* begin RECORD LIST *

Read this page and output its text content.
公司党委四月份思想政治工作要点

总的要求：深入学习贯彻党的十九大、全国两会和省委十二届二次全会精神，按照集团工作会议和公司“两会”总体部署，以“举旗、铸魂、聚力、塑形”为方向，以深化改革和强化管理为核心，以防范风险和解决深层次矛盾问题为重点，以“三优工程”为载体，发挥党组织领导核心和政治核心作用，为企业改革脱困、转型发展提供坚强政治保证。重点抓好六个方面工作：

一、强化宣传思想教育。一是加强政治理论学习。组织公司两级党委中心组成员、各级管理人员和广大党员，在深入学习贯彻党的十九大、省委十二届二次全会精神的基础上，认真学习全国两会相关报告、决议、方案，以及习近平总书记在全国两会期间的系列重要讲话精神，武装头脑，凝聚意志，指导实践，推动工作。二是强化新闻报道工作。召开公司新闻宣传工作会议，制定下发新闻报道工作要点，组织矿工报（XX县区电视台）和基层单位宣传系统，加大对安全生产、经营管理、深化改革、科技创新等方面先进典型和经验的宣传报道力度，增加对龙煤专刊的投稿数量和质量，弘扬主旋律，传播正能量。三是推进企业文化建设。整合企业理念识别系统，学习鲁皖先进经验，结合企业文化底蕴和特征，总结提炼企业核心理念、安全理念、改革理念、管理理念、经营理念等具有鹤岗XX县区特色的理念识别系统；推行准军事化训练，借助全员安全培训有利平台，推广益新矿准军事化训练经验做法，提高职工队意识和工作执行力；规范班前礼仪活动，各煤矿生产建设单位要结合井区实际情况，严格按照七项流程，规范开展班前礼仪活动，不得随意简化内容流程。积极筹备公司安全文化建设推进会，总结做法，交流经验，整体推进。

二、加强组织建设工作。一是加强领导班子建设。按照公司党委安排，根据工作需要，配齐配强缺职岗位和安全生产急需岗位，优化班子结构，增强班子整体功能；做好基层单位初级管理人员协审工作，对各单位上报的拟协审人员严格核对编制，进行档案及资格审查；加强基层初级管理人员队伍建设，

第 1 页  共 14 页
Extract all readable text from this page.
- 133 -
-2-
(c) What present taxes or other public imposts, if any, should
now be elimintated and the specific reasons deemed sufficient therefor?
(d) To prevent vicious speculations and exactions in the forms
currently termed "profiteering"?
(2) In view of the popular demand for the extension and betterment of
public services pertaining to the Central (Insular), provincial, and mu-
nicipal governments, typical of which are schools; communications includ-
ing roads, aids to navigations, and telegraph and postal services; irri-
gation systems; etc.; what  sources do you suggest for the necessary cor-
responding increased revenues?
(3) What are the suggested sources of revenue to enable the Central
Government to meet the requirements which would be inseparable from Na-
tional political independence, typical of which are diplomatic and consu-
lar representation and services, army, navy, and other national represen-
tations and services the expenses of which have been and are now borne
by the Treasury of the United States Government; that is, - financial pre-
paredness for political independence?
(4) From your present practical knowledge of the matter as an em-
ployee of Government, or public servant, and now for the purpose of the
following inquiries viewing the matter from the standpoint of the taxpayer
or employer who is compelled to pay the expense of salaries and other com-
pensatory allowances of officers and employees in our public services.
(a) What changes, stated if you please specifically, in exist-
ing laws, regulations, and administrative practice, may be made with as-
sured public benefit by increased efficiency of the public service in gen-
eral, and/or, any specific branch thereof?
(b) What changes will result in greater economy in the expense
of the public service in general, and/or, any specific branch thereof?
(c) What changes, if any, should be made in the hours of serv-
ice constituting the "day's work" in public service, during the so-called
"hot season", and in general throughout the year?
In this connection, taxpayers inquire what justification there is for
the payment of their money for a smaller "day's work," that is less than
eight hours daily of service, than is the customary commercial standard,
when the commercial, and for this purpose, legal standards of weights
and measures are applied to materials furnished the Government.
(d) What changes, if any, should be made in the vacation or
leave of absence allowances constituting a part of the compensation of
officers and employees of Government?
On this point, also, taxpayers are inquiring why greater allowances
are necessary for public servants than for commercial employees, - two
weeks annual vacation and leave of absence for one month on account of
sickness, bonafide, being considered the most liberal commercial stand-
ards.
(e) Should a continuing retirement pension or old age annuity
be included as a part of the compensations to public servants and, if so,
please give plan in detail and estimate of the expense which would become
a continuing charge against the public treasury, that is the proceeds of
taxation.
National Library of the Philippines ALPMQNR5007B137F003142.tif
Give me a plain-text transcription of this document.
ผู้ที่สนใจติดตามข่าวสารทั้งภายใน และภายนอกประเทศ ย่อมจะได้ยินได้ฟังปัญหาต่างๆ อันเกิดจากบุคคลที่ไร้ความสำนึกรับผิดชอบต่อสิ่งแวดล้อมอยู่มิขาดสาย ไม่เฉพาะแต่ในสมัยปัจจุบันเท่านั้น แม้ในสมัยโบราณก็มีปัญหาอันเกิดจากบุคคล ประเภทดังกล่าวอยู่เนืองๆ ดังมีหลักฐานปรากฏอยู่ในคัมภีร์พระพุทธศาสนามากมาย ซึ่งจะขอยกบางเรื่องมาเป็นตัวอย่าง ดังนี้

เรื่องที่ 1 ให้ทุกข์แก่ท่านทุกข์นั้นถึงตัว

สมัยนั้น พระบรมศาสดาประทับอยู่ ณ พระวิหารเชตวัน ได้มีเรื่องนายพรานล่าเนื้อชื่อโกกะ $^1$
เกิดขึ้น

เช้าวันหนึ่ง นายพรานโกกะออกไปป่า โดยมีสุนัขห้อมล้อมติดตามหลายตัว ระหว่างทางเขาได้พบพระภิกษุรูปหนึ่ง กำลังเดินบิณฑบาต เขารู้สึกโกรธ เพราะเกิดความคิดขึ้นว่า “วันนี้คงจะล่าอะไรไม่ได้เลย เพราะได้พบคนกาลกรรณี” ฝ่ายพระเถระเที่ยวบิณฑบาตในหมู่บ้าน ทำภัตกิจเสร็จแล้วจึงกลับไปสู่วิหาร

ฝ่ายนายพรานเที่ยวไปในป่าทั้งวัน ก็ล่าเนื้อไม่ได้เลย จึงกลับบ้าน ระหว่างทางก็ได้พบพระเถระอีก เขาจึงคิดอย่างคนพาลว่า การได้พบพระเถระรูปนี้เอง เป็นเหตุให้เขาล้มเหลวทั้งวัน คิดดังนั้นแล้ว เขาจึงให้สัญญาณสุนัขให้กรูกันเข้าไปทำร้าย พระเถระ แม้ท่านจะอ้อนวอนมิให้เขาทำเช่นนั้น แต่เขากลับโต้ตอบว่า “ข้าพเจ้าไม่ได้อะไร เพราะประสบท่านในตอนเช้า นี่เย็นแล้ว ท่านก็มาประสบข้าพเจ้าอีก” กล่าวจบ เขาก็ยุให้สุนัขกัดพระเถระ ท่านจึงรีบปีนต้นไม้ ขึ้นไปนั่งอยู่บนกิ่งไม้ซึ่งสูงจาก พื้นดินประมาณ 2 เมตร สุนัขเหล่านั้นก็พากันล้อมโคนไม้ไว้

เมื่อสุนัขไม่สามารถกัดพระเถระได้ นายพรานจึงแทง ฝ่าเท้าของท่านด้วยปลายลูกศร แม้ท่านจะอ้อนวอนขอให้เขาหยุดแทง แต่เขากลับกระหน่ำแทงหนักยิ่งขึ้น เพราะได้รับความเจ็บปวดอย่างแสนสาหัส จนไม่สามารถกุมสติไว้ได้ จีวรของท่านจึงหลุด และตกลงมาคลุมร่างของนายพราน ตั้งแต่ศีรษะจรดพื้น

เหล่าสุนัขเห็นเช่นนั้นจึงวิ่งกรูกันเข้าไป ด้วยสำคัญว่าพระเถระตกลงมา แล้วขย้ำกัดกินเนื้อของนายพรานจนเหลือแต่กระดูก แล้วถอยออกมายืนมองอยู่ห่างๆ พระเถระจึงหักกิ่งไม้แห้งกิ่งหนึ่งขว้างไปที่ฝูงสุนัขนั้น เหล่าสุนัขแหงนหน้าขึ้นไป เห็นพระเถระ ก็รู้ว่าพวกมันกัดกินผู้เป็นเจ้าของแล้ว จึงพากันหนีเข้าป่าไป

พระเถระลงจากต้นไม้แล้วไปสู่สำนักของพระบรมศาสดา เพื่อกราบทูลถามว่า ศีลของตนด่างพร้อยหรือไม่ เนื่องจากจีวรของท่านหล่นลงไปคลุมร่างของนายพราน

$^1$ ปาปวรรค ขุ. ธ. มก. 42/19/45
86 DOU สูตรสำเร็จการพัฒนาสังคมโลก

* end RECORD LIST *

STATED GOAL: Collect the complete line wherever the string "made" appears in the records.

COMPLETED EXERCISE:
ing laws, regulations, and administrative practice, may be made with as-
(c) What changes, if any, should be made in the hours of serv-
(d) What changes, if any, should be made in the vacation or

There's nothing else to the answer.